* **Entries supplied**:
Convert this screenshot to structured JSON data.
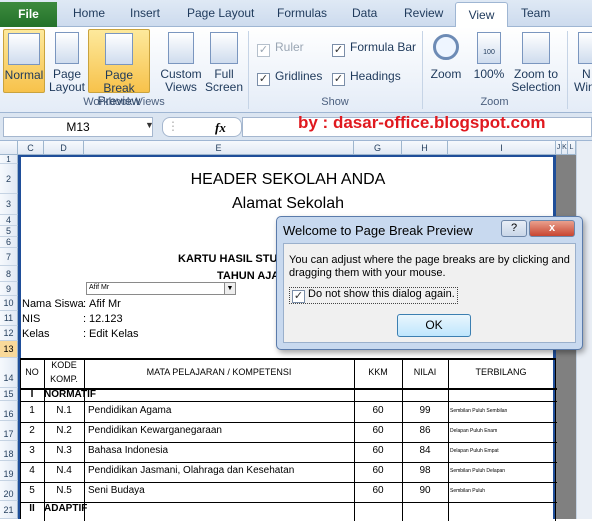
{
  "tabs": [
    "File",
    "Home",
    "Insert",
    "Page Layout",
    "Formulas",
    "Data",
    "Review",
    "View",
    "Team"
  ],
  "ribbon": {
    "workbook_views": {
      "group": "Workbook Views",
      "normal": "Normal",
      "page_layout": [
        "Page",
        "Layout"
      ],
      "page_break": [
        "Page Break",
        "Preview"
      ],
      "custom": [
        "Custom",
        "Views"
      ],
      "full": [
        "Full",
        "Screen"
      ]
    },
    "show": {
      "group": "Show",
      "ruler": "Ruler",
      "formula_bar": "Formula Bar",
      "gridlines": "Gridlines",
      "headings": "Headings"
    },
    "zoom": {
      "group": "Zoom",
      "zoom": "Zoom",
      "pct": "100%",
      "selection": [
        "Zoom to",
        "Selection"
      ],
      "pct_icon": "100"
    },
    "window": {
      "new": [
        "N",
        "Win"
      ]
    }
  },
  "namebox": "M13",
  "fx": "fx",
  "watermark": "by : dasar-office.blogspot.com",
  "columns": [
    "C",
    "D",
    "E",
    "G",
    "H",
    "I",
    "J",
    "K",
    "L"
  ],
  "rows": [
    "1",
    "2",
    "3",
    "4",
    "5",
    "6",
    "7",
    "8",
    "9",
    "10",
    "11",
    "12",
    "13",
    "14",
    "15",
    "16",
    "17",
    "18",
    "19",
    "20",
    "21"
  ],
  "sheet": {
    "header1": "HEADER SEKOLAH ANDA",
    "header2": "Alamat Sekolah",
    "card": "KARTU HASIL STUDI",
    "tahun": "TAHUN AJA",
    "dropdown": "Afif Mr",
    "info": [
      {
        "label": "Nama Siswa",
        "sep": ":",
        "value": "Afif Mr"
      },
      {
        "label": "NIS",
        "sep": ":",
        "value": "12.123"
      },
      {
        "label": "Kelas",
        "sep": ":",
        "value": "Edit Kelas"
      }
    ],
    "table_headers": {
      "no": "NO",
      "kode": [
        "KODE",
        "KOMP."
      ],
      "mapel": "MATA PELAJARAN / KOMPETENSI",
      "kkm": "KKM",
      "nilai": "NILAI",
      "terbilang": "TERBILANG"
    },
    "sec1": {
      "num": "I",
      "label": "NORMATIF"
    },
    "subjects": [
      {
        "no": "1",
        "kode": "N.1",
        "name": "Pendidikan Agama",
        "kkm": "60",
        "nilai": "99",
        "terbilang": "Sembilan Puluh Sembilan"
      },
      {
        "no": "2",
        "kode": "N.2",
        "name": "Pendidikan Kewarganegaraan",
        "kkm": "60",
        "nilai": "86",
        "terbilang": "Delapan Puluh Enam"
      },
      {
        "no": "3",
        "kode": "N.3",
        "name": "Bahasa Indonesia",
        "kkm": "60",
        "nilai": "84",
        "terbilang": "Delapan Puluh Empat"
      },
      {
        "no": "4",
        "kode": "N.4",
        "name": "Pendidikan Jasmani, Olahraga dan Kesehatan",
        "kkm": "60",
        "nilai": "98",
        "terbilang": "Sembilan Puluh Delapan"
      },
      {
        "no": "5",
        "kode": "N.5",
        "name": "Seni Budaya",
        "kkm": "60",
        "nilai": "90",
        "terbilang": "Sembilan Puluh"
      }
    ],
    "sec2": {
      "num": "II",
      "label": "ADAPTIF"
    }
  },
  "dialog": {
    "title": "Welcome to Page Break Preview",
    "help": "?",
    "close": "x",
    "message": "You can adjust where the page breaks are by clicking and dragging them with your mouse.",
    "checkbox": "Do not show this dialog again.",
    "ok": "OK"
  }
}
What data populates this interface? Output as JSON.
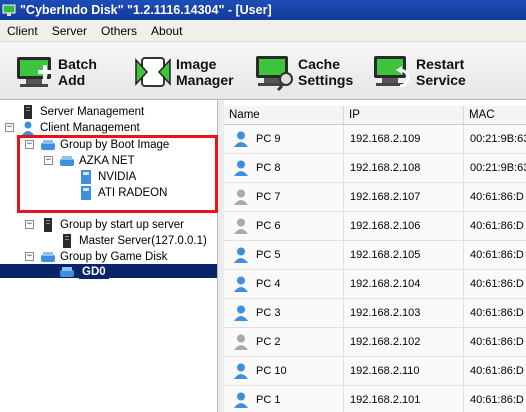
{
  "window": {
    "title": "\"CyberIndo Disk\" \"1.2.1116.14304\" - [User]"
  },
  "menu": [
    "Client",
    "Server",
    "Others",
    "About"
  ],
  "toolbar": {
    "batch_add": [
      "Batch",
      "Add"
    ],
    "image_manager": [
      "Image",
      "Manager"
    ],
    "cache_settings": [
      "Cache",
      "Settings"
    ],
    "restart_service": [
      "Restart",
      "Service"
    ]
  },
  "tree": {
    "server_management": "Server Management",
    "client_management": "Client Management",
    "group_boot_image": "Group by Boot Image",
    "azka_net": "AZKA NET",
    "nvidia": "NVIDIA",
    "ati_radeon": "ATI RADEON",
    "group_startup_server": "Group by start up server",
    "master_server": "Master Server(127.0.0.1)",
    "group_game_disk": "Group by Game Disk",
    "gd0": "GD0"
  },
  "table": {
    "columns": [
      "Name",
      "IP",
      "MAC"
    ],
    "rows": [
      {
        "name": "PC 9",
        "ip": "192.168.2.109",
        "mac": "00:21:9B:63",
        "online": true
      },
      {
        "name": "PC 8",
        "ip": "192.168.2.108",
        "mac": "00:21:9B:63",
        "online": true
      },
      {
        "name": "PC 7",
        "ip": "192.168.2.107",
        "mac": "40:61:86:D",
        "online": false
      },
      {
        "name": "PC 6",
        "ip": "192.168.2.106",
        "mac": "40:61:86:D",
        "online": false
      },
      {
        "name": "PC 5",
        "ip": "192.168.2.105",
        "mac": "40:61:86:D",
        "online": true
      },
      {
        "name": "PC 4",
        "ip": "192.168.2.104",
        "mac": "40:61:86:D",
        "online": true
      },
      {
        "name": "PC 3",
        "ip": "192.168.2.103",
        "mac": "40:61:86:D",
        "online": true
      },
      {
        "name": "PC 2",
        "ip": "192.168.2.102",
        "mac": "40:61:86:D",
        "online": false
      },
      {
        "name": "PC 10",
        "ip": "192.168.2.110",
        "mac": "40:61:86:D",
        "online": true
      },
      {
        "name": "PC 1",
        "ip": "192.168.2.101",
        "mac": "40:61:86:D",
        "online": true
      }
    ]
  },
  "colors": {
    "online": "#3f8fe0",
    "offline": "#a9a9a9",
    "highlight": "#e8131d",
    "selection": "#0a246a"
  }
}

* **Description of the task**:
Every record above should be transcribed exactly; the pictures stay out of the copy.

* **Full response**:
Convert this screenshot to structured JSON data.
{
  "tabs": [
    "File",
    "Home",
    "Insert",
    "Page Layout",
    "Formulas",
    "Data",
    "Review",
    "View",
    "Team"
  ],
  "ribbon": {
    "workbook_views": {
      "group": "Workbook Views",
      "normal": "Normal",
      "page_layout": [
        "Page",
        "Layout"
      ],
      "page_break": [
        "Page Break",
        "Preview"
      ],
      "custom": [
        "Custom",
        "Views"
      ],
      "full": [
        "Full",
        "Screen"
      ]
    },
    "show": {
      "group": "Show",
      "ruler": "Ruler",
      "formula_bar": "Formula Bar",
      "gridlines": "Gridlines",
      "headings": "Headings"
    },
    "zoom": {
      "group": "Zoom",
      "zoom": "Zoom",
      "pct": "100%",
      "selection": [
        "Zoom to",
        "Selection"
      ],
      "pct_icon": "100"
    },
    "window": {
      "new": [
        "N",
        "Win"
      ]
    }
  },
  "namebox": "M13",
  "fx": "fx",
  "watermark": "by : dasar-office.blogspot.com",
  "columns": [
    "C",
    "D",
    "E",
    "G",
    "H",
    "I",
    "J",
    "K",
    "L"
  ],
  "rows": [
    "1",
    "2",
    "3",
    "4",
    "5",
    "6",
    "7",
    "8",
    "9",
    "10",
    "11",
    "12",
    "13",
    "14",
    "15",
    "16",
    "17",
    "18",
    "19",
    "20",
    "21"
  ],
  "sheet": {
    "header1": "HEADER SEKOLAH ANDA",
    "header2": "Alamat Sekolah",
    "card": "KARTU HASIL STUDI",
    "tahun": "TAHUN AJA",
    "dropdown": "Afif Mr",
    "info": [
      {
        "label": "Nama Siswa",
        "sep": ":",
        "value": "Afif Mr"
      },
      {
        "label": "NIS",
        "sep": ":",
        "value": "12.123"
      },
      {
        "label": "Kelas",
        "sep": ":",
        "value": "Edit Kelas"
      }
    ],
    "table_headers": {
      "no": "NO",
      "kode": [
        "KODE",
        "KOMP."
      ],
      "mapel": "MATA PELAJARAN / KOMPETENSI",
      "kkm": "KKM",
      "nilai": "NILAI",
      "terbilang": "TERBILANG"
    },
    "sec1": {
      "num": "I",
      "label": "NORMATIF"
    },
    "subjects": [
      {
        "no": "1",
        "kode": "N.1",
        "name": "Pendidikan Agama",
        "kkm": "60",
        "nilai": "99",
        "terbilang": "Sembilan Puluh Sembilan"
      },
      {
        "no": "2",
        "kode": "N.2",
        "name": "Pendidikan Kewarganegaraan",
        "kkm": "60",
        "nilai": "86",
        "terbilang": "Delapan Puluh Enam"
      },
      {
        "no": "3",
        "kode": "N.3",
        "name": "Bahasa Indonesia",
        "kkm": "60",
        "nilai": "84",
        "terbilang": "Delapan Puluh Empat"
      },
      {
        "no": "4",
        "kode": "N.4",
        "name": "Pendidikan Jasmani, Olahraga dan Kesehatan",
        "kkm": "60",
        "nilai": "98",
        "terbilang": "Sembilan Puluh Delapan"
      },
      {
        "no": "5",
        "kode": "N.5",
        "name": "Seni Budaya",
        "kkm": "60",
        "nilai": "90",
        "terbilang": "Sembilan Puluh"
      }
    ],
    "sec2": {
      "num": "II",
      "label": "ADAPTIF"
    }
  },
  "dialog": {
    "title": "Welcome to Page Break Preview",
    "help": "?",
    "close": "x",
    "message": "You can adjust where the page breaks are by clicking and dragging them with your mouse.",
    "checkbox": "Do not show this dialog again.",
    "ok": "OK"
  }
}
What data populates this interface? Output as JSON.
{
  "window": {
    "title": "\"CyberIndo Disk\" \"1.2.1116.14304\" - [User]"
  },
  "menu": [
    "Client",
    "Server",
    "Others",
    "About"
  ],
  "toolbar": {
    "batch_add": [
      "Batch",
      "Add"
    ],
    "image_manager": [
      "Image",
      "Manager"
    ],
    "cache_settings": [
      "Cache",
      "Settings"
    ],
    "restart_service": [
      "Restart",
      "Service"
    ]
  },
  "tree": {
    "server_management": "Server Management",
    "client_management": "Client Management",
    "group_boot_image": "Group by Boot Image",
    "azka_net": "AZKA NET",
    "nvidia": "NVIDIA",
    "ati_radeon": "ATI RADEON",
    "group_startup_server": "Group by start up server",
    "master_server": "Master Server(127.0.0.1)",
    "group_game_disk": "Group by Game Disk",
    "gd0": "GD0"
  },
  "table": {
    "columns": [
      "Name",
      "IP",
      "MAC"
    ],
    "rows": [
      {
        "name": "PC 9",
        "ip": "192.168.2.109",
        "mac": "00:21:9B:63",
        "online": true
      },
      {
        "name": "PC 8",
        "ip": "192.168.2.108",
        "mac": "00:21:9B:63",
        "online": true
      },
      {
        "name": "PC 7",
        "ip": "192.168.2.107",
        "mac": "40:61:86:D",
        "online": false
      },
      {
        "name": "PC 6",
        "ip": "192.168.2.106",
        "mac": "40:61:86:D",
        "online": false
      },
      {
        "name": "PC 5",
        "ip": "192.168.2.105",
        "mac": "40:61:86:D",
        "online": true
      },
      {
        "name": "PC 4",
        "ip": "192.168.2.104",
        "mac": "40:61:86:D",
        "online": true
      },
      {
        "name": "PC 3",
        "ip": "192.168.2.103",
        "mac": "40:61:86:D",
        "online": true
      },
      {
        "name": "PC 2",
        "ip": "192.168.2.102",
        "mac": "40:61:86:D",
        "online": false
      },
      {
        "name": "PC 10",
        "ip": "192.168.2.110",
        "mac": "40:61:86:D",
        "online": true
      },
      {
        "name": "PC 1",
        "ip": "192.168.2.101",
        "mac": "40:61:86:D",
        "online": true
      }
    ]
  },
  "colors": {
    "online": "#3f8fe0",
    "offline": "#a9a9a9",
    "highlight": "#e8131d",
    "selection": "#0a246a"
  }
}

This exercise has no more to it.